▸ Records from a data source
"""
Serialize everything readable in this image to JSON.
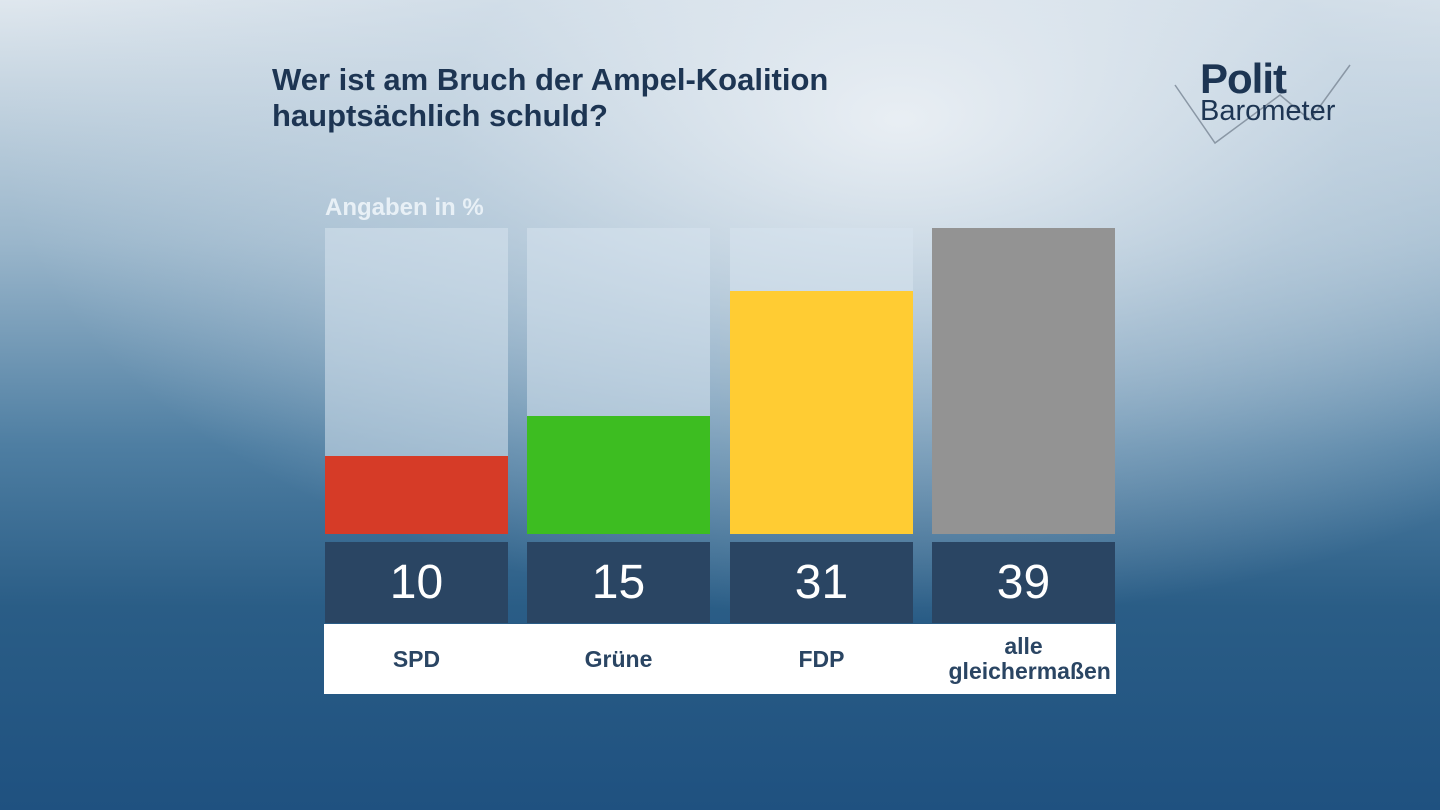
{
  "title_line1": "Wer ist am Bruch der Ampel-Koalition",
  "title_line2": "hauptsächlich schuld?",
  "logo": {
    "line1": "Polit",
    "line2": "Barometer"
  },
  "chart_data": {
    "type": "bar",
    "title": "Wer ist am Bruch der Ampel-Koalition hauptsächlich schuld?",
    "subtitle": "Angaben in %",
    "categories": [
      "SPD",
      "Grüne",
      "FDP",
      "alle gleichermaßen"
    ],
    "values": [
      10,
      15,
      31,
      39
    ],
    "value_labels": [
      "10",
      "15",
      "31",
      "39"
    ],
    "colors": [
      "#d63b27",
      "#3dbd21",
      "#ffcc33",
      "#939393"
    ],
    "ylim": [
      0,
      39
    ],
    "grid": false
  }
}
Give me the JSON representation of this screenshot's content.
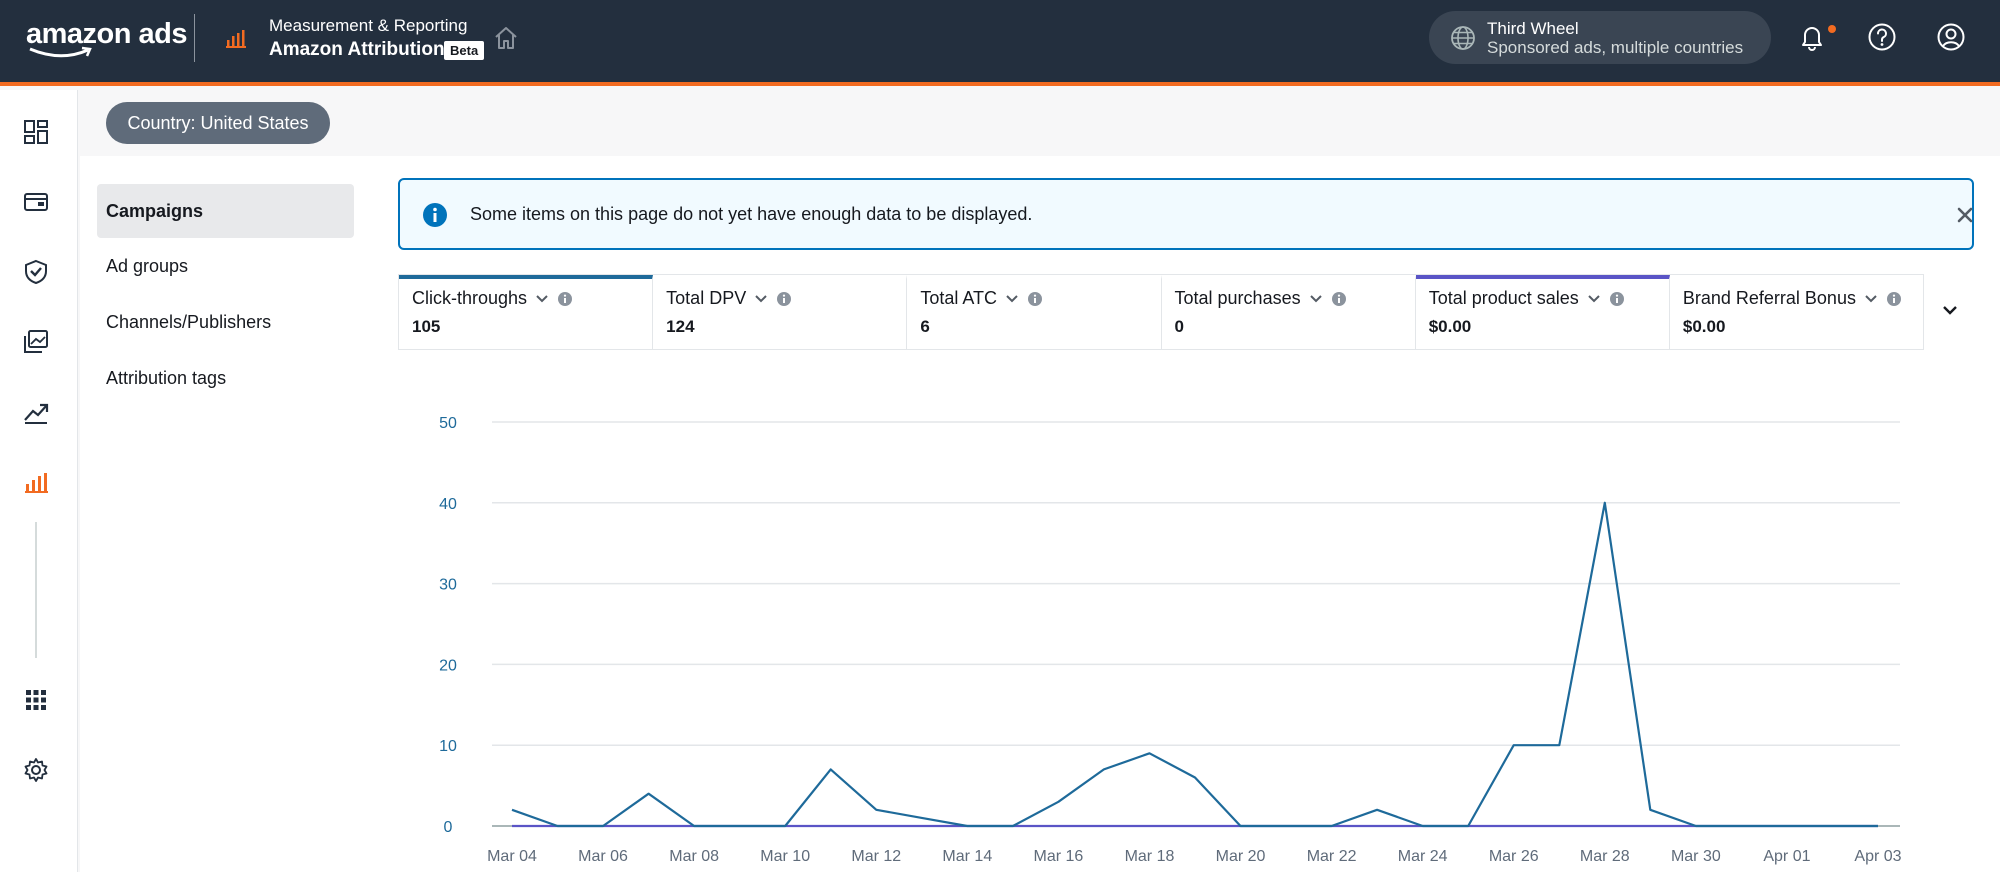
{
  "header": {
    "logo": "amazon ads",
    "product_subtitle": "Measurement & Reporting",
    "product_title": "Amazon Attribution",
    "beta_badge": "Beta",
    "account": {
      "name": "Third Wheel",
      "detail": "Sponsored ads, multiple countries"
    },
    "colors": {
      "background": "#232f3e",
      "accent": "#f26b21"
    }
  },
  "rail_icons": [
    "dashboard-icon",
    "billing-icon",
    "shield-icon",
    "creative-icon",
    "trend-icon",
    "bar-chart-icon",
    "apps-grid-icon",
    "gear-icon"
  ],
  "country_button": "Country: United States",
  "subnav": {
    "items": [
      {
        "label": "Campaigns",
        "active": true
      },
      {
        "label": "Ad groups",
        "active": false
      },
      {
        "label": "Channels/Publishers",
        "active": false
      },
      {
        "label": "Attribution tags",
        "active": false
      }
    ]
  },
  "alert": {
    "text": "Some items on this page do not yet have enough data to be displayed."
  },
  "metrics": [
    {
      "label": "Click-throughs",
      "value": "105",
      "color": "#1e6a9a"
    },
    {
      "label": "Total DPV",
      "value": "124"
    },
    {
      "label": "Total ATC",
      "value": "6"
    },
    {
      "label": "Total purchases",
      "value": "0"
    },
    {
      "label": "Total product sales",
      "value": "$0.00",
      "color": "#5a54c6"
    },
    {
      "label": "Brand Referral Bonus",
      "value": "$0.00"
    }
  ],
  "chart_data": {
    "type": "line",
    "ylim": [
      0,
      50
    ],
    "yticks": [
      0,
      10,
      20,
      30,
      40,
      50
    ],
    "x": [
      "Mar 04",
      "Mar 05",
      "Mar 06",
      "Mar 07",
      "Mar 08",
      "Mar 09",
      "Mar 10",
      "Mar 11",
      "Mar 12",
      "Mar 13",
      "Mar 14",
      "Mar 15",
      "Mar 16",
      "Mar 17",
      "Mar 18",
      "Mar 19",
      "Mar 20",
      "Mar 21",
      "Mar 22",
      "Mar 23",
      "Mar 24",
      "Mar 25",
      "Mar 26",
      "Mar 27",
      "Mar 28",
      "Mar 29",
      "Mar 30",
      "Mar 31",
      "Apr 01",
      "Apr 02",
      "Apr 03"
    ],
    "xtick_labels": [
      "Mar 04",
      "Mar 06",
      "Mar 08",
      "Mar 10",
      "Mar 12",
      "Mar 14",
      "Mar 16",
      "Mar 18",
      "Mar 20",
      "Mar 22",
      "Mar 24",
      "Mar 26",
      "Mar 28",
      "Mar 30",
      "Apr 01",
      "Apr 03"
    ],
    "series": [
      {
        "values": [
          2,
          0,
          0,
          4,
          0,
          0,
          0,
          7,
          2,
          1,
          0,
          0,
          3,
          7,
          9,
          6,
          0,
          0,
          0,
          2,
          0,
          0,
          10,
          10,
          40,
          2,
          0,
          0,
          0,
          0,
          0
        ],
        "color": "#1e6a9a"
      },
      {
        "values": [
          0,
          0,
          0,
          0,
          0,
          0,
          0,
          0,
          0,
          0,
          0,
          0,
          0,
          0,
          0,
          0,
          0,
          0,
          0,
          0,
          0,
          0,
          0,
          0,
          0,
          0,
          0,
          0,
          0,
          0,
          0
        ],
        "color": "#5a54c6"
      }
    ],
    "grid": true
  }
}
"""
▸ What the exercise asks
Pictures are excluded; copy all other data exactly as shown.

▸ Answer
Serialize everything readable in this image to JSON.
{
  "title_line1": "Wer ist am Bruch der Ampel-Koalition",
  "title_line2": "hauptsächlich schuld?",
  "logo": {
    "line1": "Polit",
    "line2": "Barometer"
  },
  "chart_data": {
    "type": "bar",
    "title": "Wer ist am Bruch der Ampel-Koalition hauptsächlich schuld?",
    "subtitle": "Angaben in %",
    "categories": [
      "SPD",
      "Grüne",
      "FDP",
      "alle gleichermaßen"
    ],
    "values": [
      10,
      15,
      31,
      39
    ],
    "value_labels": [
      "10",
      "15",
      "31",
      "39"
    ],
    "colors": [
      "#d63b27",
      "#3dbd21",
      "#ffcc33",
      "#939393"
    ],
    "ylim": [
      0,
      39
    ],
    "grid": false
  }
}
Give me the JSON representation of this screenshot's content.
{
  "header": {
    "logo": "amazon ads",
    "product_subtitle": "Measurement & Reporting",
    "product_title": "Amazon Attribution",
    "beta_badge": "Beta",
    "account": {
      "name": "Third Wheel",
      "detail": "Sponsored ads, multiple countries"
    },
    "colors": {
      "background": "#232f3e",
      "accent": "#f26b21"
    }
  },
  "rail_icons": [
    "dashboard-icon",
    "billing-icon",
    "shield-icon",
    "creative-icon",
    "trend-icon",
    "bar-chart-icon",
    "apps-grid-icon",
    "gear-icon"
  ],
  "country_button": "Country: United States",
  "subnav": {
    "items": [
      {
        "label": "Campaigns",
        "active": true
      },
      {
        "label": "Ad groups",
        "active": false
      },
      {
        "label": "Channels/Publishers",
        "active": false
      },
      {
        "label": "Attribution tags",
        "active": false
      }
    ]
  },
  "alert": {
    "text": "Some items on this page do not yet have enough data to be displayed."
  },
  "metrics": [
    {
      "label": "Click-throughs",
      "value": "105",
      "color": "#1e6a9a"
    },
    {
      "label": "Total DPV",
      "value": "124"
    },
    {
      "label": "Total ATC",
      "value": "6"
    },
    {
      "label": "Total purchases",
      "value": "0"
    },
    {
      "label": "Total product sales",
      "value": "$0.00",
      "color": "#5a54c6"
    },
    {
      "label": "Brand Referral Bonus",
      "value": "$0.00"
    }
  ],
  "chart_data": {
    "type": "line",
    "ylim": [
      0,
      50
    ],
    "yticks": [
      0,
      10,
      20,
      30,
      40,
      50
    ],
    "x": [
      "Mar 04",
      "Mar 05",
      "Mar 06",
      "Mar 07",
      "Mar 08",
      "Mar 09",
      "Mar 10",
      "Mar 11",
      "Mar 12",
      "Mar 13",
      "Mar 14",
      "Mar 15",
      "Mar 16",
      "Mar 17",
      "Mar 18",
      "Mar 19",
      "Mar 20",
      "Mar 21",
      "Mar 22",
      "Mar 23",
      "Mar 24",
      "Mar 25",
      "Mar 26",
      "Mar 27",
      "Mar 28",
      "Mar 29",
      "Mar 30",
      "Mar 31",
      "Apr 01",
      "Apr 02",
      "Apr 03"
    ],
    "xtick_labels": [
      "Mar 04",
      "Mar 06",
      "Mar 08",
      "Mar 10",
      "Mar 12",
      "Mar 14",
      "Mar 16",
      "Mar 18",
      "Mar 20",
      "Mar 22",
      "Mar 24",
      "Mar 26",
      "Mar 28",
      "Mar 30",
      "Apr 01",
      "Apr 03"
    ],
    "series": [
      {
        "values": [
          2,
          0,
          0,
          4,
          0,
          0,
          0,
          7,
          2,
          1,
          0,
          0,
          3,
          7,
          9,
          6,
          0,
          0,
          0,
          2,
          0,
          0,
          10,
          10,
          40,
          2,
          0,
          0,
          0,
          0,
          0
        ],
        "color": "#1e6a9a"
      },
      {
        "values": [
          0,
          0,
          0,
          0,
          0,
          0,
          0,
          0,
          0,
          0,
          0,
          0,
          0,
          0,
          0,
          0,
          0,
          0,
          0,
          0,
          0,
          0,
          0,
          0,
          0,
          0,
          0,
          0,
          0,
          0,
          0
        ],
        "color": "#5a54c6"
      }
    ],
    "grid": true
  }
}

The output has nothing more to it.